### Stored data
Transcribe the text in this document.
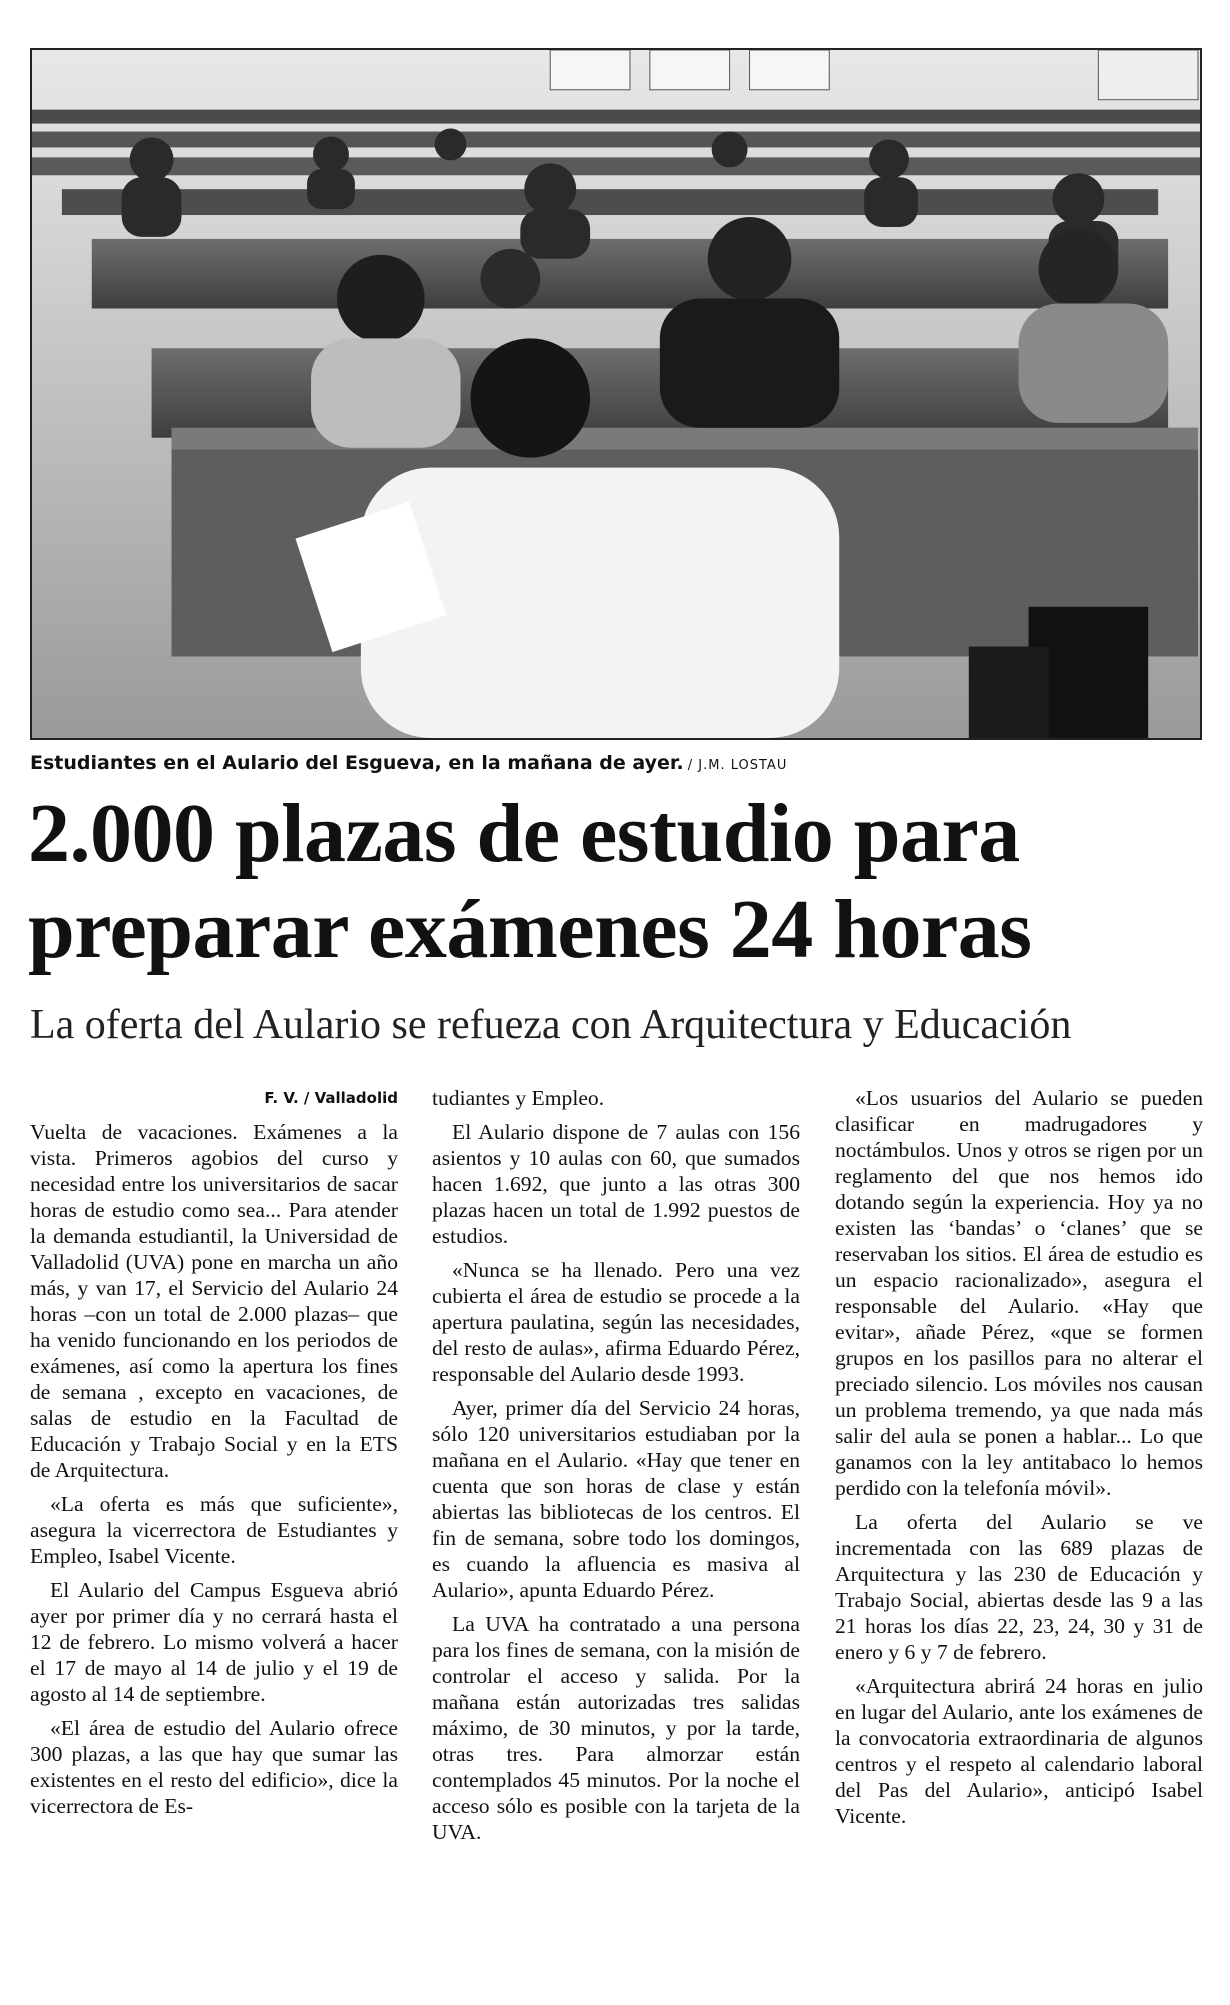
Estudiantes en el Aulario del Esgueva, en la mañana de ayer. / J.M. LOSTAU
2.000 plazas de estudio para
preparar exámenes 24 horas
La oferta del Aulario se refueza con Arquitectura y Educación

F. V. / Valladolid

Vuelta de vacaciones. Exámenes a la vista. Primeros agobios del curso y necesidad entre los universitarios de sacar horas de estudio como sea... Para atender la demanda estudiantil, la Universidad de Valladolid (UVA) pone en marcha un año más, y van 17, el Servicio del Aulario 24 horas –con un total de 2.000 plazas– que ha venido funcionando en los periodos de exámenes, así como la apertura los fines de semana , excepto en vacaciones, de salas de estudio en la Facultad de Educación y Trabajo Social y en la ETS de Arquitectura.

«La oferta es más que suficiente», asegura la vicerrectora de Estudiantes y Empleo, Isabel Vicente.

El Aulario del Campus Esgueva abrió ayer por primer día y no cerrará hasta el 12 de febrero. Lo mismo volverá a hacer el 17 de mayo al 14 de julio y el 19 de agosto al 14 de septiembre.

«El área de estudio del Aulario ofrece 300 plazas, a las que hay que sumar las existentes en el resto del edificio», dice la vicerrectora de Es-

tudiantes y Empleo.

El Aulario dispone de 7 aulas con 156 asientos y 10 aulas con 60, que sumados hacen 1.692, que junto a las otras 300 plazas hacen un total de 1.992 puestos de estudios.

«Nunca se ha llenado. Pero una vez cubierta el área de estudio se procede a la apertura paulatina, según las necesidades, del resto de aulas», afirma Eduardo Pérez, responsable del Aulario desde 1993.

Ayer, primer día del Servicio 24 horas, sólo 120 universitarios estudiaban por la mañana en el Aulario. «Hay que tener en cuenta que son horas de clase y están abiertas las bibliotecas de los centros. El fin de semana, sobre todo los domingos, es cuando la afluencia es masiva al Aulario», apunta Eduardo Pérez.

La UVA ha contratado a una persona para los fines de semana, con la misión de controlar el acceso y salida. Por la mañana están autorizadas tres salidas máximo, de 30 minutos, y por la tarde, otras tres. Para almorzar están contemplados 45 minutos. Por la noche el acceso sólo es posible con la tarjeta de la UVA.

«Los usuarios del Aulario se pueden clasificar en madrugadores y noctámbulos. Unos y otros se rigen por un reglamento del que nos hemos ido dotando según la experiencia. Hoy ya no existen las ‘bandas’ o ‘clanes’ que se reservaban los sitios. El área de estudio es un espacio racionalizado», asegura el responsable del Aulario. «Hay que evitar», añade Pérez, «que se formen grupos en los pasillos para no alterar el preciado silencio. Los móviles nos causan un problema tremendo, ya que nada más salir del aula se ponen a hablar... Lo que ganamos con la ley antitabaco lo hemos perdido con la telefonía móvil».

La oferta del Aulario se ve incrementada con las 689 plazas de Arquitectura y las 230 de Educación y Trabajo Social, abiertas desde las 9 a las 21 horas los días 22, 23, 24, 30 y 31 de enero y 6 y 7 de febrero.

«Arquitectura abrirá 24 horas en julio en lugar del Aulario, ante los exámenes de la convocatoria extraordinaria de algunos centros y el respeto al calendario laboral del Pas del Aulario», anticipó Isabel Vicente.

### WHAT YOU HAVE TO DO
Copy each line of the records containing the string "Isabel".

### SOLUTION TO THE PROBLEM
«La oferta es más que suficiente», asegura la vicerrectora de Estudiantes y Empleo, Isabel Vicente.
«Arquitectura abrirá 24 horas en julio en lugar del Aulario, ante los exámenes de la convocatoria extraordinaria de algunos centros y el respeto al calendario laboral del Pas del Aulario», anticipó Isabel Vicente.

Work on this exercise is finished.